--- Start DATA SHOWN ---
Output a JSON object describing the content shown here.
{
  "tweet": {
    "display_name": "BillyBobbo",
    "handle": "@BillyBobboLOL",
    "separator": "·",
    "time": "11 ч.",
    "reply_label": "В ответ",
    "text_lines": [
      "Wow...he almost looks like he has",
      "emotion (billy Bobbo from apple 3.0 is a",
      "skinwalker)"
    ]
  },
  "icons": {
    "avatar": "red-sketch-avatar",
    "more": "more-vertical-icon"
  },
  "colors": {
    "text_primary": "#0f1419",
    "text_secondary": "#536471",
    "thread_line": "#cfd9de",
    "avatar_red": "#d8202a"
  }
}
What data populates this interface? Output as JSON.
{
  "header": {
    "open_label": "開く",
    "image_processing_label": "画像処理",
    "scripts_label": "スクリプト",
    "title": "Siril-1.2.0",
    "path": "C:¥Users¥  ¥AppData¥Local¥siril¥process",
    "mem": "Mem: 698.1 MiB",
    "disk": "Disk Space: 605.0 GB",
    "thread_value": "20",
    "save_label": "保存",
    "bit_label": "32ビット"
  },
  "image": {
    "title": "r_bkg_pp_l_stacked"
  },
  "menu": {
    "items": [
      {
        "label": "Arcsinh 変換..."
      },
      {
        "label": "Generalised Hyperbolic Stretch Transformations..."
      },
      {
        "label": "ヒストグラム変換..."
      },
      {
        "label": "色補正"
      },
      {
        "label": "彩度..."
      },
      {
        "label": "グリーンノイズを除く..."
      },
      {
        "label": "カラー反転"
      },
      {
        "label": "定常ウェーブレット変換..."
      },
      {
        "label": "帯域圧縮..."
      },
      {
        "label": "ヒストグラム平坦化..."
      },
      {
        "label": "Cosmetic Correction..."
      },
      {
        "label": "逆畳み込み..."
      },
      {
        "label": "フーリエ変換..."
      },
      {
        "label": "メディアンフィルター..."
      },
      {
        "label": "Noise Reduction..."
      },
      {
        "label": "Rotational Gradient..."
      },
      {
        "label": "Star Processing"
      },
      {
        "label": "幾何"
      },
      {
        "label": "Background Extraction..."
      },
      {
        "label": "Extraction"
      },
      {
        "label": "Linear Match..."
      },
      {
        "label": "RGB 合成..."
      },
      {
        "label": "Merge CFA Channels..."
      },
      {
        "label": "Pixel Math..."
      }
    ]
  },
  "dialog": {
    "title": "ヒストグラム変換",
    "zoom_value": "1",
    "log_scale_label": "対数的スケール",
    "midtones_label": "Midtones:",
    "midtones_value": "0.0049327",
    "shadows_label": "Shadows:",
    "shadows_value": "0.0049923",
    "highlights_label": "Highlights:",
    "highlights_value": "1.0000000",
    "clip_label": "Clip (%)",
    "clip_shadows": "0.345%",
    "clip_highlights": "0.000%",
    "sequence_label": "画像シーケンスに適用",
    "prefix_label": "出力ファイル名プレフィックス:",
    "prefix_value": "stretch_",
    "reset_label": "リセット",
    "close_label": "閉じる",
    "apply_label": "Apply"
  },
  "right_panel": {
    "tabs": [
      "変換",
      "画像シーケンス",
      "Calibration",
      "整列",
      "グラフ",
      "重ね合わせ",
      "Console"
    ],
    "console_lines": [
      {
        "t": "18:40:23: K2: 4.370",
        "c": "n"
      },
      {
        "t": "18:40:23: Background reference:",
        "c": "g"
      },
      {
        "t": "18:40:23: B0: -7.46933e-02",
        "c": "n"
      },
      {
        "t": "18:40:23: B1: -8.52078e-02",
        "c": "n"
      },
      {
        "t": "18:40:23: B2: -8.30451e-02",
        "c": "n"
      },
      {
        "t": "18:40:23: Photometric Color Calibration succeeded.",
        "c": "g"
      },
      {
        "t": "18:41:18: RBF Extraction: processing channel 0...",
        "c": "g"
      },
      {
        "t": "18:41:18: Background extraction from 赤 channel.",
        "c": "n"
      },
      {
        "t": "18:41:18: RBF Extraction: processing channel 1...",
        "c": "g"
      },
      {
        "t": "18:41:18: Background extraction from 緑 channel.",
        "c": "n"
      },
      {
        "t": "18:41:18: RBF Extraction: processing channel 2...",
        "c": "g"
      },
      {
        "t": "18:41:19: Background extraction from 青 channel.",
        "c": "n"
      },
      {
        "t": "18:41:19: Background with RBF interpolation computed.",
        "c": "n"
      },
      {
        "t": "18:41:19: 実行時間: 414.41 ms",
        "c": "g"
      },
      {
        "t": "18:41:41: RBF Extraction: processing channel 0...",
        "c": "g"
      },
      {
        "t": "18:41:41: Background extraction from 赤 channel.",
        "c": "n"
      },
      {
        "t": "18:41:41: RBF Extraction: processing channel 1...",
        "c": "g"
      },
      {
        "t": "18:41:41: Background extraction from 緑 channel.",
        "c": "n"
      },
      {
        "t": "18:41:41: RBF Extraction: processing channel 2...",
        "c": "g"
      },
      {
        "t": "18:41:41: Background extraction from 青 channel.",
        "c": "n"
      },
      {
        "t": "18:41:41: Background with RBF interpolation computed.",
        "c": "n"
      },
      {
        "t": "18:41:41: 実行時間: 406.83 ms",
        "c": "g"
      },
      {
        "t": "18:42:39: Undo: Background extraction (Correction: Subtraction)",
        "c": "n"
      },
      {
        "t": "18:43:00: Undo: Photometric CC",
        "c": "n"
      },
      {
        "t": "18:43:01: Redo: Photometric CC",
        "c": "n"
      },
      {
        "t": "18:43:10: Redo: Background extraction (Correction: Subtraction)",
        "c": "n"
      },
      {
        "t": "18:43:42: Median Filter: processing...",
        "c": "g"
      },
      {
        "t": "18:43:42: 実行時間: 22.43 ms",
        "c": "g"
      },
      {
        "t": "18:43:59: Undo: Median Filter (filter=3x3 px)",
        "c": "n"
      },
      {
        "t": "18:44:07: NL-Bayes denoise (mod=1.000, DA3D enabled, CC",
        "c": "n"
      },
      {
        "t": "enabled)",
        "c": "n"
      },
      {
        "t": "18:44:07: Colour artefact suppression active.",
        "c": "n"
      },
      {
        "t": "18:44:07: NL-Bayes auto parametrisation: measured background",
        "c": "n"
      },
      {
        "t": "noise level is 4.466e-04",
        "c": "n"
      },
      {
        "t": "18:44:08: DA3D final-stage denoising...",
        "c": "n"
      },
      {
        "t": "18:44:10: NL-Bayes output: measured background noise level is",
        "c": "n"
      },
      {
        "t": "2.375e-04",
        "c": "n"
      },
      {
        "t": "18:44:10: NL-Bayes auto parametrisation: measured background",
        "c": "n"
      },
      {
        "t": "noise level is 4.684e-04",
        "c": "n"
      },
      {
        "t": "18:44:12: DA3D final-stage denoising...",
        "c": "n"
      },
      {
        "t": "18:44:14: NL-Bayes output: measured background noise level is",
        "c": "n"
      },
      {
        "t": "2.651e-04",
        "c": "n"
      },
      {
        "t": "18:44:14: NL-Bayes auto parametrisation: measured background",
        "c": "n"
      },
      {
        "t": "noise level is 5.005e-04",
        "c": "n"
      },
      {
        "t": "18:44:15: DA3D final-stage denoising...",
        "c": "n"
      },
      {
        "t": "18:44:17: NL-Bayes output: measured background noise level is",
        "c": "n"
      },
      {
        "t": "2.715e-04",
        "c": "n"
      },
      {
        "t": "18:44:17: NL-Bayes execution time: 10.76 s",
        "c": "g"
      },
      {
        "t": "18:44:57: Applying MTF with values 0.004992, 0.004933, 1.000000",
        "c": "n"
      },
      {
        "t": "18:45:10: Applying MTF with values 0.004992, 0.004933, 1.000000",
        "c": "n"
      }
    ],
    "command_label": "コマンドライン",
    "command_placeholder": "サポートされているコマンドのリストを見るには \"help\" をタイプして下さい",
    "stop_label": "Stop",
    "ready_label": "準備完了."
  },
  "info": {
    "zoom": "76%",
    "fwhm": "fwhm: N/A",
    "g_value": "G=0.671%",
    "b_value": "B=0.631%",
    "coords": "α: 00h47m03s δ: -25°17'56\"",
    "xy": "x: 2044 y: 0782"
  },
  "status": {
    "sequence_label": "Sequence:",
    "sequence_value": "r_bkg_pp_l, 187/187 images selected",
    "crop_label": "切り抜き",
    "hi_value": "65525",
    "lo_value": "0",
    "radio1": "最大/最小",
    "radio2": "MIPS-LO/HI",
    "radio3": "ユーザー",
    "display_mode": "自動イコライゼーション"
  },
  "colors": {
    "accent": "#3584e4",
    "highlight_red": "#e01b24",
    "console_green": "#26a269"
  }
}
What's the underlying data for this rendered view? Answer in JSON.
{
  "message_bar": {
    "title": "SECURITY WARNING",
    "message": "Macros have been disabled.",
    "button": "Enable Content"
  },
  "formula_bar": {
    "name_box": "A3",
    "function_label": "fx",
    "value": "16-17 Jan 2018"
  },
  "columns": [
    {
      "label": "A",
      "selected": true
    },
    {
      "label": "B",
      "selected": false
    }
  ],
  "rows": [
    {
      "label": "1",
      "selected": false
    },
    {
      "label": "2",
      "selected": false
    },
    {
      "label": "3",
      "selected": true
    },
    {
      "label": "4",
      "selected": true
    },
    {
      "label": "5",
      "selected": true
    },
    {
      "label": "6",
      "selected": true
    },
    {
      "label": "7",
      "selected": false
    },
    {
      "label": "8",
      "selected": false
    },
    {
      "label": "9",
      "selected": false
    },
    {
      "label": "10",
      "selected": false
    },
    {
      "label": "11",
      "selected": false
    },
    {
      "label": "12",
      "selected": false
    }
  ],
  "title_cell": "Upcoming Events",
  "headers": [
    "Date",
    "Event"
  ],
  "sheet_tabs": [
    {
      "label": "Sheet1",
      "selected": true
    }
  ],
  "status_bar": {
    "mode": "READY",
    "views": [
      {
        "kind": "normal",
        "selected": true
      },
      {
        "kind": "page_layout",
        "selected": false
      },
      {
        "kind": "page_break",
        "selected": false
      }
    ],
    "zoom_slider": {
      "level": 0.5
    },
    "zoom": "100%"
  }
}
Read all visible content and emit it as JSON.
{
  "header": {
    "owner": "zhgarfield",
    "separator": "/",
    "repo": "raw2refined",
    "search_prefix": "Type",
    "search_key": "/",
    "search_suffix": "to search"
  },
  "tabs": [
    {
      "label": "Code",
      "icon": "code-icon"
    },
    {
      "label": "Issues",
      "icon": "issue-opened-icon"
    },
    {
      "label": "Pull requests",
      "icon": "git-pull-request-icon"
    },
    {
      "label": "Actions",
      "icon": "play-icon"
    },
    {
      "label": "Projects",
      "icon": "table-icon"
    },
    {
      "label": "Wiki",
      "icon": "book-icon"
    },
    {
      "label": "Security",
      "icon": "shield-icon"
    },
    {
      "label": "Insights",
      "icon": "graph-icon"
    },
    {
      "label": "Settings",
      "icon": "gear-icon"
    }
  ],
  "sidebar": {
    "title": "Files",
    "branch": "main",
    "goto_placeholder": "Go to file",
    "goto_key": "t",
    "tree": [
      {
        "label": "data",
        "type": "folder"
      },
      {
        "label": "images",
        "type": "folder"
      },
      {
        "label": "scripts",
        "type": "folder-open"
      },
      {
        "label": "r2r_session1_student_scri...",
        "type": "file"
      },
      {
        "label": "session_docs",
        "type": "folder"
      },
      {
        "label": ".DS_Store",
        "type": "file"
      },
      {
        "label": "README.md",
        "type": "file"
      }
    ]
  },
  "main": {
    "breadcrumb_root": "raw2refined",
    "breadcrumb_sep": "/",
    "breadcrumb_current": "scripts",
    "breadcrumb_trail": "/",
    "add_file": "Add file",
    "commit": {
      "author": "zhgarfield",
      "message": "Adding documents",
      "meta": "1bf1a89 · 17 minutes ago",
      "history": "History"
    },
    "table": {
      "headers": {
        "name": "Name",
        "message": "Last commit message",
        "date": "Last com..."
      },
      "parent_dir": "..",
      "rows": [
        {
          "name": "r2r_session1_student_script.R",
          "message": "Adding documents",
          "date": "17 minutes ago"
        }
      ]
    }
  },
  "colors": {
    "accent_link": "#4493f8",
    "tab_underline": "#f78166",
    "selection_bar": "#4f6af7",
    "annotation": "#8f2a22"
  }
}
--- End DATA SHOWN ---
TASK PROMPT:
Search the lines for "time". Copy each line that has it.

TASK RESPONSE:
    "time": "11 ч.",
        "t": "18:44:17: NL-Bayes execution time: 10.76 s",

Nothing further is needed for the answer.